## Exercise description
Extract every line of the records below that contains the string "discharge", treating uppercase and lowercase letters as distinct.
☆ ☆ ☆
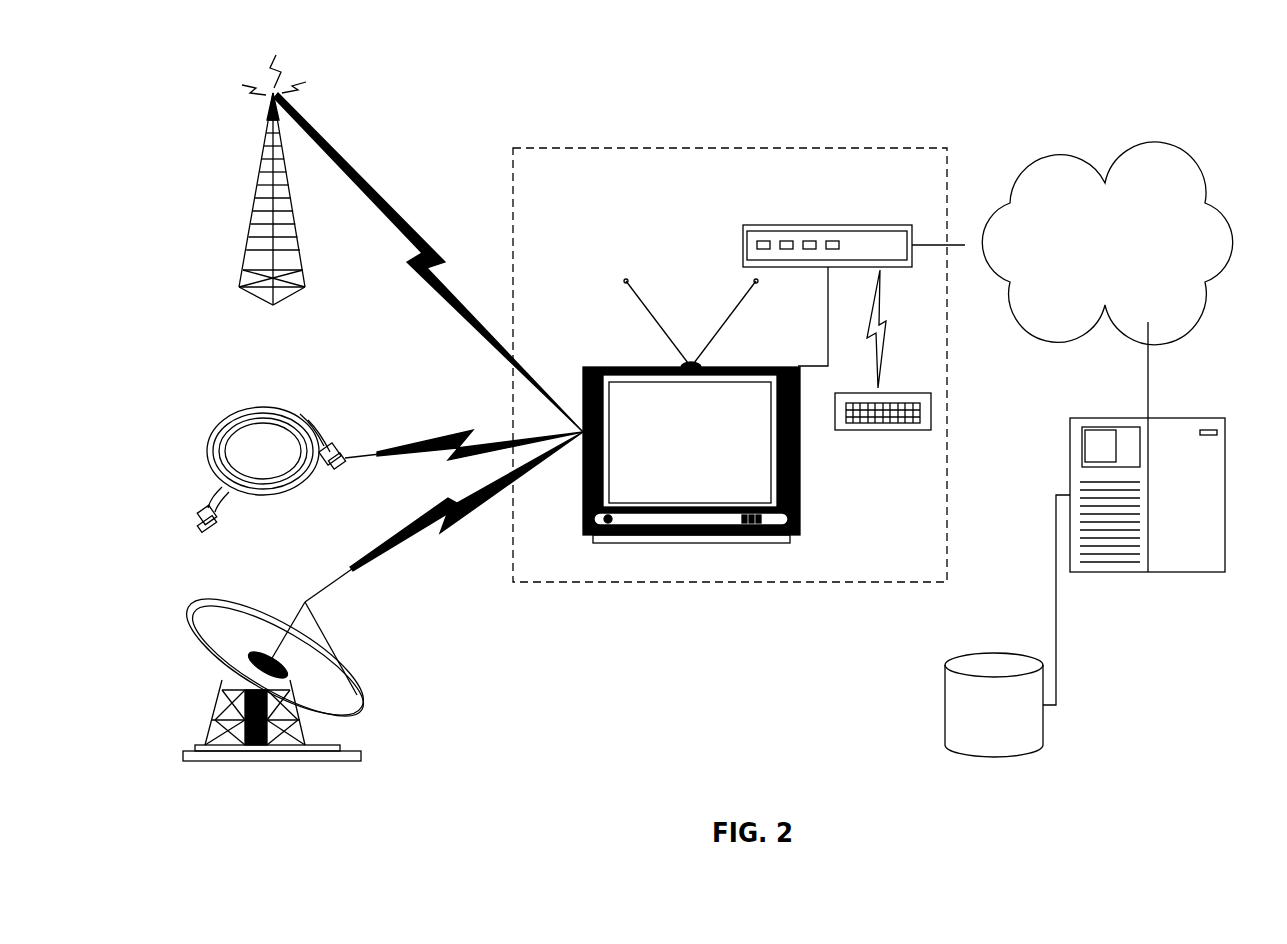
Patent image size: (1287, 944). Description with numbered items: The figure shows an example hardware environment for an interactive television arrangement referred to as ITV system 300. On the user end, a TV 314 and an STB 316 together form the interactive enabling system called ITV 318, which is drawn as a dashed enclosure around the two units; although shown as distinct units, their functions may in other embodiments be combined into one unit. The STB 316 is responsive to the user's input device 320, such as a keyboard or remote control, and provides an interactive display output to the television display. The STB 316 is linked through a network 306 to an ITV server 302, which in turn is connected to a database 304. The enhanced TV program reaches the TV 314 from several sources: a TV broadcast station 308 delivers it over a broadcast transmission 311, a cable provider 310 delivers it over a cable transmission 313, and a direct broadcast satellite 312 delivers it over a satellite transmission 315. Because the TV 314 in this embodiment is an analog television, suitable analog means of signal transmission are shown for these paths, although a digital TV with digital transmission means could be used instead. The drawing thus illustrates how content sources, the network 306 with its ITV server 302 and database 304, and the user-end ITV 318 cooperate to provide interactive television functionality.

The ITV system 300 is at (1100, 68).
The ITV server 302 is at (1080, 416).
The database 304 is at (994, 653).
The network 306 is at (1058, 166).
The TV broadcast station 308 is at (255, 200).
The cable provider 310 is at (258, 406).
The broadcast transmission 311 is at (426, 238).
The direct broadcast satellite 312 is at (195, 747).
The cable transmission 313 is at (396, 442).
The TV 314 is at (583, 367).
The satellite transmission 315 is at (362, 556).
The STB 316 is at (745, 225).
The ITV 318 is at (577, 148).
The input device 320 is at (883, 362).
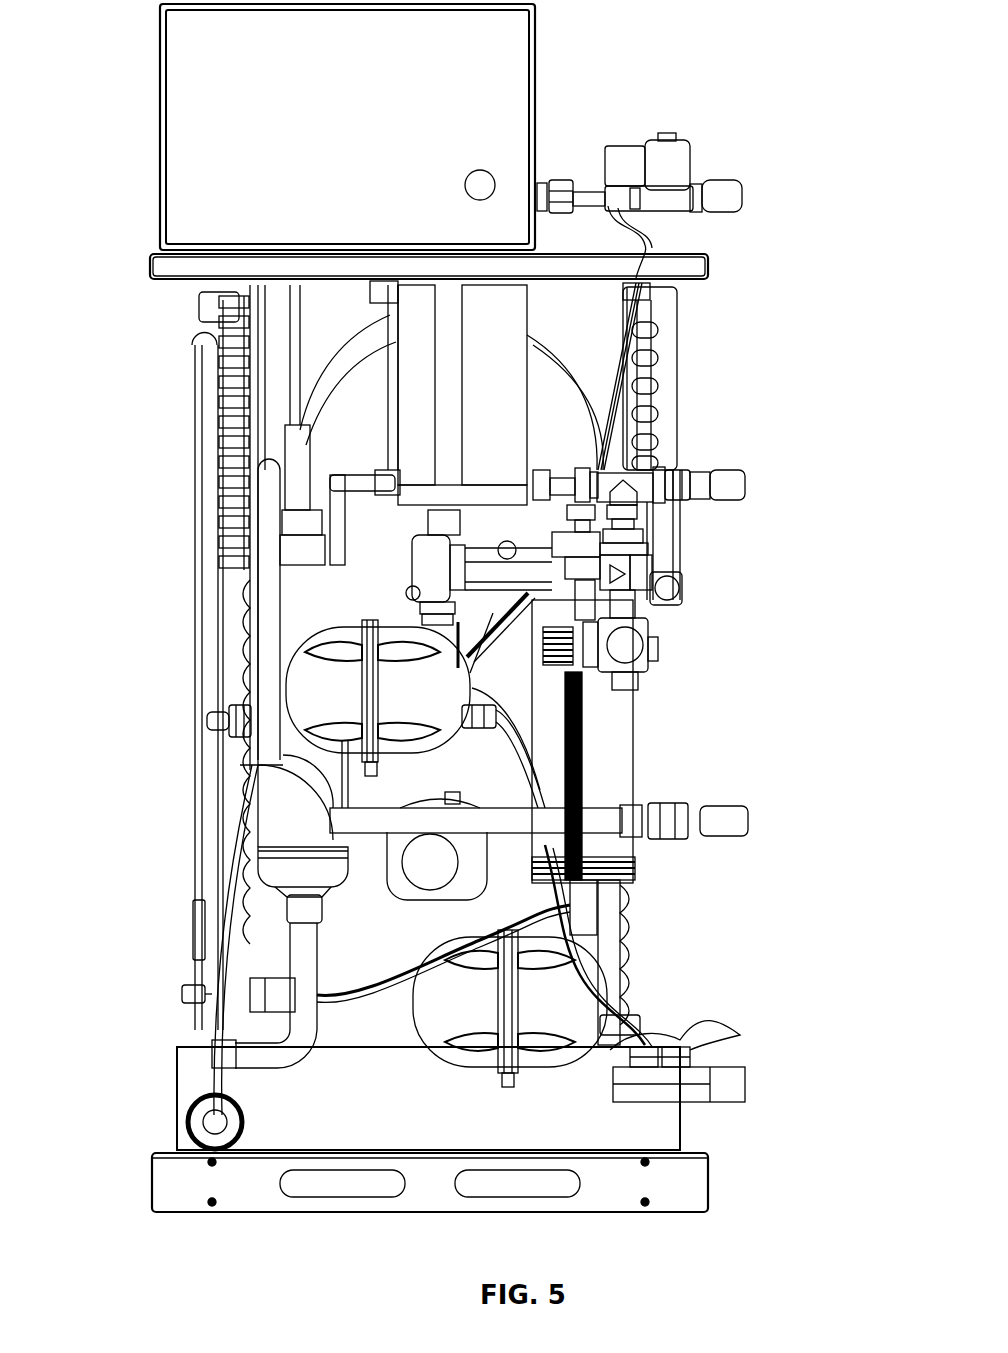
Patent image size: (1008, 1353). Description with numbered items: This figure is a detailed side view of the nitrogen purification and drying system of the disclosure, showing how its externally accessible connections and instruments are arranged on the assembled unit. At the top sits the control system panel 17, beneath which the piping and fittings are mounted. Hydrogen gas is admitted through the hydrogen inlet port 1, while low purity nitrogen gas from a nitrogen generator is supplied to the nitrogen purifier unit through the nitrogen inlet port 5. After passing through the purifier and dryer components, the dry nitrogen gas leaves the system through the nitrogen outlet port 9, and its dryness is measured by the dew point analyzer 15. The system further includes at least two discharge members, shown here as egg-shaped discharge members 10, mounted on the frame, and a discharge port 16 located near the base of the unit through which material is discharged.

The control system panel 17 is at (160, 128).
The hydrogen inlet port 1 is at (748, 195).
The nitrogen outlet port 9 is at (752, 480).
The dew point analyzer 15 is at (412, 572).
The nitrogen inlet port 5 is at (752, 812).
The egg-shaped discharge member 10 is at (430, 1007).
The discharge port 16 is at (752, 1078).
☆ ☆ ☆
## Response
Patent image size: (1008, 1353). Description with numbered items: This figure is a detailed side view of the nitrogen purification and drying system of the disclosure, showing how its externally accessible connections and instruments are arranged on the assembled unit. At the top sits the control system panel 17, beneath which the piping and fittings are mounted. Hydrogen gas is admitted through the hydrogen inlet port 1, while low purity nitrogen gas from a nitrogen generator is supplied to the nitrogen purifier unit through the nitrogen inlet port 5. After passing through the purifier and dryer components, the dry nitrogen gas leaves the system through the nitrogen outlet port 9, and its dryness is measured by the dew point analyzer 15. The system further includes at least two discharge members, shown here as egg-shaped discharge members 10, mounted on the frame, and a discharge port 16 located near the base of the unit through which material is discharged.
The egg-shaped discharge member 10 is at (430, 1007).
The discharge port 16 is at (752, 1078).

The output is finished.